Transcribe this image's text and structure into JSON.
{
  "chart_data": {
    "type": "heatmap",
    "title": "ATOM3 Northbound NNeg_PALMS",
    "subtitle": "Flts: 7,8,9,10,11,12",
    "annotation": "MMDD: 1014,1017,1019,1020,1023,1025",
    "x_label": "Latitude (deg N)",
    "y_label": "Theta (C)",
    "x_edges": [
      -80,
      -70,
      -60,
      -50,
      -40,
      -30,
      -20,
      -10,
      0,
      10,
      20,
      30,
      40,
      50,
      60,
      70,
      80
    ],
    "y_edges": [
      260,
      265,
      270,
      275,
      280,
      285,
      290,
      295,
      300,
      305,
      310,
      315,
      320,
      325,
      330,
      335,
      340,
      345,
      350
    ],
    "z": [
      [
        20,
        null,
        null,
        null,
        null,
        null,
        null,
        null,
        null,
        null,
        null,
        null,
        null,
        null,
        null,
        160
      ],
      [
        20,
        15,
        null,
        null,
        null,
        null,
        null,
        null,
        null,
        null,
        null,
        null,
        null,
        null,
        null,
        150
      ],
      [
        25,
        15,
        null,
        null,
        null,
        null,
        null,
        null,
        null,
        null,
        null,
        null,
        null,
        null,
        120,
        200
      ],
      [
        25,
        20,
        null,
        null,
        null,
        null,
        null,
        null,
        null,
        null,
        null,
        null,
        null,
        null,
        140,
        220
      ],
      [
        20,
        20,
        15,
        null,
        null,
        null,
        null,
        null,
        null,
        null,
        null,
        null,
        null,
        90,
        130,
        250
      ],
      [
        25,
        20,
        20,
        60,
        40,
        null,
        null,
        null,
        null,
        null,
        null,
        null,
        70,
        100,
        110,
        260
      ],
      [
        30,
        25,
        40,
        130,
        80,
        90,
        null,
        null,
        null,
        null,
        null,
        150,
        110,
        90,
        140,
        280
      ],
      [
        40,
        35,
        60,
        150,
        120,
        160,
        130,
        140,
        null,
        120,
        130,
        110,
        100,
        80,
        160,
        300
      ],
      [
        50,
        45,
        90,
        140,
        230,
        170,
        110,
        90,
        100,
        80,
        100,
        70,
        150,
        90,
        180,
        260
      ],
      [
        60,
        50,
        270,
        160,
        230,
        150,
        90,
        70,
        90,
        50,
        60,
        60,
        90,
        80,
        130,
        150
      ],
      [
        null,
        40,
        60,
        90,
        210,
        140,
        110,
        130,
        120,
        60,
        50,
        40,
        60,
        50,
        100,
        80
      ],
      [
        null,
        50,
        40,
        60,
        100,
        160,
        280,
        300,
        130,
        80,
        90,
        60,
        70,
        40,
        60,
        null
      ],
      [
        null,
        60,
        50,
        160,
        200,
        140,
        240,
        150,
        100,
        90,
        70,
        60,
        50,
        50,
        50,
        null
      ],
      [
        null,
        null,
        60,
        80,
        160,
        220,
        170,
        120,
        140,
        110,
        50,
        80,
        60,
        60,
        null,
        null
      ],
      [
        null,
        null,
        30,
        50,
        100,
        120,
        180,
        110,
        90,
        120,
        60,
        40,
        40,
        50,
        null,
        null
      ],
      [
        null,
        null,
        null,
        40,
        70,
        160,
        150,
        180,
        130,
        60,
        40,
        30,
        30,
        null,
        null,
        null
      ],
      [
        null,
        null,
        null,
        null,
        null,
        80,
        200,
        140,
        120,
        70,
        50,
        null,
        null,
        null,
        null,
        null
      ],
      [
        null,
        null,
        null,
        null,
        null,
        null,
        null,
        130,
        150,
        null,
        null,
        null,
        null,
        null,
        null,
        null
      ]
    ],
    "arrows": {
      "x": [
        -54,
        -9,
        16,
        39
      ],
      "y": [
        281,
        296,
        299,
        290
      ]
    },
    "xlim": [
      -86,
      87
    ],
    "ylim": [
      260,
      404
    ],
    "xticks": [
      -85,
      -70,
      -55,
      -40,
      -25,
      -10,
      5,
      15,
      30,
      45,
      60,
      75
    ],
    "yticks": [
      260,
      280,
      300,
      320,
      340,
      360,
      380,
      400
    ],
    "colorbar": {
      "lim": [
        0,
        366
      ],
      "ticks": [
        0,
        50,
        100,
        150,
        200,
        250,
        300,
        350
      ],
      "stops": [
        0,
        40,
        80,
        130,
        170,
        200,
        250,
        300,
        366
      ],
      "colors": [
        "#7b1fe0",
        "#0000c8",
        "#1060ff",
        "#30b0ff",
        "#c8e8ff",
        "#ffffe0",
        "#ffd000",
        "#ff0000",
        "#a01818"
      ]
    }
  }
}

===

WHAT THIS TASK INVOLVES —
All of the entries must be quoted exactly; please include each one.

REPLY —
Transcribe this image's text and structure into JSON.
{
  "chart_data": {
    "type": "heatmap",
    "title": "ATOM3 Northbound NNeg_PALMS",
    "subtitle": "Flts: 7,8,9,10,11,12",
    "annotation": "MMDD: 1014,1017,1019,1020,1023,1025",
    "x_label": "Latitude (deg N)",
    "y_label": "Theta (C)",
    "x_edges": [
      -80,
      -70,
      -60,
      -50,
      -40,
      -30,
      -20,
      -10,
      0,
      10,
      20,
      30,
      40,
      50,
      60,
      70,
      80
    ],
    "y_edges": [
      260,
      265,
      270,
      275,
      280,
      285,
      290,
      295,
      300,
      305,
      310,
      315,
      320,
      325,
      330,
      335,
      340,
      345,
      350
    ],
    "z": [
      [
        20,
        null,
        null,
        null,
        null,
        null,
        null,
        null,
        null,
        null,
        null,
        null,
        null,
        null,
        null,
        160
      ],
      [
        20,
        15,
        null,
        null,
        null,
        null,
        null,
        null,
        null,
        null,
        null,
        null,
        null,
        null,
        null,
        150
      ],
      [
        25,
        15,
        null,
        null,
        null,
        null,
        null,
        null,
        null,
        null,
        null,
        null,
        null,
        null,
        120,
        200
      ],
      [
        25,
        20,
        null,
        null,
        null,
        null,
        null,
        null,
        null,
        null,
        null,
        null,
        null,
        null,
        140,
        220
      ],
      [
        20,
        20,
        15,
        null,
        null,
        null,
        null,
        null,
        null,
        null,
        null,
        null,
        null,
        90,
        130,
        250
      ],
      [
        25,
        20,
        20,
        60,
        40,
        null,
        null,
        null,
        null,
        null,
        null,
        null,
        70,
        100,
        110,
        260
      ],
      [
        30,
        25,
        40,
        130,
        80,
        90,
        null,
        null,
        null,
        null,
        null,
        150,
        110,
        90,
        140,
        280
      ],
      [
        40,
        35,
        60,
        150,
        120,
        160,
        130,
        140,
        null,
        120,
        130,
        110,
        100,
        80,
        160,
        300
      ],
      [
        50,
        45,
        90,
        140,
        230,
        170,
        110,
        90,
        100,
        80,
        100,
        70,
        150,
        90,
        180,
        260
      ],
      [
        60,
        50,
        270,
        160,
        230,
        150,
        90,
        70,
        90,
        50,
        60,
        60,
        90,
        80,
        130,
        150
      ],
      [
        null,
        40,
        60,
        90,
        210,
        140,
        110,
        130,
        120,
        60,
        50,
        40,
        60,
        50,
        100,
        80
      ],
      [
        null,
        50,
        40,
        60,
        100,
        160,
        280,
        300,
        130,
        80,
        90,
        60,
        70,
        40,
        60,
        null
      ],
      [
        null,
        60,
        50,
        160,
        200,
        140,
        240,
        150,
        100,
        90,
        70,
        60,
        50,
        50,
        50,
        null
      ],
      [
        null,
        null,
        60,
        80,
        160,
        220,
        170,
        120,
        140,
        110,
        50,
        80,
        60,
        60,
        null,
        null
      ],
      [
        null,
        null,
        30,
        50,
        100,
        120,
        180,
        110,
        90,
        120,
        60,
        40,
        40,
        50,
        null,
        null
      ],
      [
        null,
        null,
        null,
        40,
        70,
        160,
        150,
        180,
        130,
        60,
        40,
        30,
        30,
        null,
        null,
        null
      ],
      [
        null,
        null,
        null,
        null,
        null,
        80,
        200,
        140,
        120,
        70,
        50,
        null,
        null,
        null,
        null,
        null
      ],
      [
        null,
        null,
        null,
        null,
        null,
        null,
        null,
        130,
        150,
        null,
        null,
        null,
        null,
        null,
        null,
        null
      ]
    ],
    "arrows": {
      "x": [
        -54,
        -9,
        16,
        39
      ],
      "y": [
        281,
        296,
        299,
        290
      ]
    },
    "xlim": [
      -86,
      87
    ],
    "ylim": [
      260,
      404
    ],
    "xticks": [
      -85,
      -70,
      -55,
      -40,
      -25,
      -10,
      5,
      15,
      30,
      45,
      60,
      75
    ],
    "yticks": [
      260,
      280,
      300,
      320,
      340,
      360,
      380,
      400
    ],
    "colorbar": {
      "lim": [
        0,
        366
      ],
      "ticks": [
        0,
        50,
        100,
        150,
        200,
        250,
        300,
        350
      ],
      "stops": [
        0,
        40,
        80,
        130,
        170,
        200,
        250,
        300,
        366
      ],
      "colors": [
        "#7b1fe0",
        "#0000c8",
        "#1060ff",
        "#30b0ff",
        "#c8e8ff",
        "#ffffe0",
        "#ffd000",
        "#ff0000",
        "#a01818"
      ]
    }
  }
}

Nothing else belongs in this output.